begin

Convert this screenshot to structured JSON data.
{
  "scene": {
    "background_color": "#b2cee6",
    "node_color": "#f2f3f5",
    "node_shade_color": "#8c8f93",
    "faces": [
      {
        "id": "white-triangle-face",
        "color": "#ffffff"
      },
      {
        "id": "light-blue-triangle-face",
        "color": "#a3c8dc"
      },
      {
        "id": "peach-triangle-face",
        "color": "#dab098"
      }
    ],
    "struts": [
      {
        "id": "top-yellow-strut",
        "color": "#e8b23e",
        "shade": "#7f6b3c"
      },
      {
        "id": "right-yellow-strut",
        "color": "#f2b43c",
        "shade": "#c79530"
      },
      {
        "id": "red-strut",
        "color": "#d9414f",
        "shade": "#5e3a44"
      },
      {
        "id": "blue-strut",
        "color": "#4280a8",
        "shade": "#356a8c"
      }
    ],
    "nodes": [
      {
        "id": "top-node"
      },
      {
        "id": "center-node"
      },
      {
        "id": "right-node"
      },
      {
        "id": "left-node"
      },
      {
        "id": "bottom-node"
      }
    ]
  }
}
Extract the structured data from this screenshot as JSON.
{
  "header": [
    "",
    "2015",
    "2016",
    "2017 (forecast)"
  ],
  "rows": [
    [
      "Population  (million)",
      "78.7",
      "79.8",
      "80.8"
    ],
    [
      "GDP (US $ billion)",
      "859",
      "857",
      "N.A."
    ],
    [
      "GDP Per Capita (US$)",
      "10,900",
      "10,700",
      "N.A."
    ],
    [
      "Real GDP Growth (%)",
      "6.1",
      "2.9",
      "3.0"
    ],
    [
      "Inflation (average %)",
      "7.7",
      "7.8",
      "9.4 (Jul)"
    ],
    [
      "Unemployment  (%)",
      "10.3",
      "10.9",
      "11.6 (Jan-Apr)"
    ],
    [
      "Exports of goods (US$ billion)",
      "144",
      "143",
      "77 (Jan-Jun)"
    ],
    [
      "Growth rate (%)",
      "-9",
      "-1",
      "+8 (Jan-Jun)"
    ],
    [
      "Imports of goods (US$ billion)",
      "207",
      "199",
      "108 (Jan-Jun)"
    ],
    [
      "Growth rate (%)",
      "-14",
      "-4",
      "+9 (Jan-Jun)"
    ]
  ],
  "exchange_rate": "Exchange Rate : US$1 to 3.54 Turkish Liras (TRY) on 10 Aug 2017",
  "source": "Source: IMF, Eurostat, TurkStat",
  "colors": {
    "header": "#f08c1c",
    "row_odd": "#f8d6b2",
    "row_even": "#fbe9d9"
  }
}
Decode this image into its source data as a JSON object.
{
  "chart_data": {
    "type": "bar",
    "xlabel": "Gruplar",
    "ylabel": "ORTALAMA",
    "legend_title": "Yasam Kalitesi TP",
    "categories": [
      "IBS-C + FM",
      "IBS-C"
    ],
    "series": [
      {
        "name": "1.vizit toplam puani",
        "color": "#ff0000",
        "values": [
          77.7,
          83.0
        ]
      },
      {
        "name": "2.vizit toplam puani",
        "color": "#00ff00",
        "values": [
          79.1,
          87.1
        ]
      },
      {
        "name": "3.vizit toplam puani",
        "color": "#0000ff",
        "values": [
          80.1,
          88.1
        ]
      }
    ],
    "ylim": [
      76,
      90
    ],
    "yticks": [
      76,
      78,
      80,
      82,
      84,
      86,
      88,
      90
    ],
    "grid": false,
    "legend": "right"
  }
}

end

> Task to complete
Retype every entry above, word for word.

> Answer to the exercise
Convert this screenshot to structured JSON data.
{
  "scene": {
    "background_color": "#b2cee6",
    "node_color": "#f2f3f5",
    "node_shade_color": "#8c8f93",
    "faces": [
      {
        "id": "white-triangle-face",
        "color": "#ffffff"
      },
      {
        "id": "light-blue-triangle-face",
        "color": "#a3c8dc"
      },
      {
        "id": "peach-triangle-face",
        "color": "#dab098"
      }
    ],
    "struts": [
      {
        "id": "top-yellow-strut",
        "color": "#e8b23e",
        "shade": "#7f6b3c"
      },
      {
        "id": "right-yellow-strut",
        "color": "#f2b43c",
        "shade": "#c79530"
      },
      {
        "id": "red-strut",
        "color": "#d9414f",
        "shade": "#5e3a44"
      },
      {
        "id": "blue-strut",
        "color": "#4280a8",
        "shade": "#356a8c"
      }
    ],
    "nodes": [
      {
        "id": "top-node"
      },
      {
        "id": "center-node"
      },
      {
        "id": "right-node"
      },
      {
        "id": "left-node"
      },
      {
        "id": "bottom-node"
      }
    ]
  }
}
Extract the structured data from this screenshot as JSON.
{
  "header": [
    "",
    "2015",
    "2016",
    "2017 (forecast)"
  ],
  "rows": [
    [
      "Population  (million)",
      "78.7",
      "79.8",
      "80.8"
    ],
    [
      "GDP (US $ billion)",
      "859",
      "857",
      "N.A."
    ],
    [
      "GDP Per Capita (US$)",
      "10,900",
      "10,700",
      "N.A."
    ],
    [
      "Real GDP Growth (%)",
      "6.1",
      "2.9",
      "3.0"
    ],
    [
      "Inflation (average %)",
      "7.7",
      "7.8",
      "9.4 (Jul)"
    ],
    [
      "Unemployment  (%)",
      "10.3",
      "10.9",
      "11.6 (Jan-Apr)"
    ],
    [
      "Exports of goods (US$ billion)",
      "144",
      "143",
      "77 (Jan-Jun)"
    ],
    [
      "Growth rate (%)",
      "-9",
      "-1",
      "+8 (Jan-Jun)"
    ],
    [
      "Imports of goods (US$ billion)",
      "207",
      "199",
      "108 (Jan-Jun)"
    ],
    [
      "Growth rate (%)",
      "-14",
      "-4",
      "+9 (Jan-Jun)"
    ]
  ],
  "exchange_rate": "Exchange Rate : US$1 to 3.54 Turkish Liras (TRY) on 10 Aug 2017",
  "source": "Source: IMF, Eurostat, TurkStat",
  "colors": {
    "header": "#f08c1c",
    "row_odd": "#f8d6b2",
    "row_even": "#fbe9d9"
  }
}
Decode this image into its source data as a JSON object.
{
  "chart_data": {
    "type": "bar",
    "xlabel": "Gruplar",
    "ylabel": "ORTALAMA",
    "legend_title": "Yasam Kalitesi TP",
    "categories": [
      "IBS-C + FM",
      "IBS-C"
    ],
    "series": [
      {
        "name": "1.vizit toplam puani",
        "color": "#ff0000",
        "values": [
          77.7,
          83.0
        ]
      },
      {
        "name": "2.vizit toplam puani",
        "color": "#00ff00",
        "values": [
          79.1,
          87.1
        ]
      },
      {
        "name": "3.vizit toplam puani",
        "color": "#0000ff",
        "values": [
          80.1,
          88.1
        ]
      }
    ],
    "ylim": [
      76,
      90
    ],
    "yticks": [
      76,
      78,
      80,
      82,
      84,
      86,
      88,
      90
    ],
    "grid": false,
    "legend": "right"
  }
}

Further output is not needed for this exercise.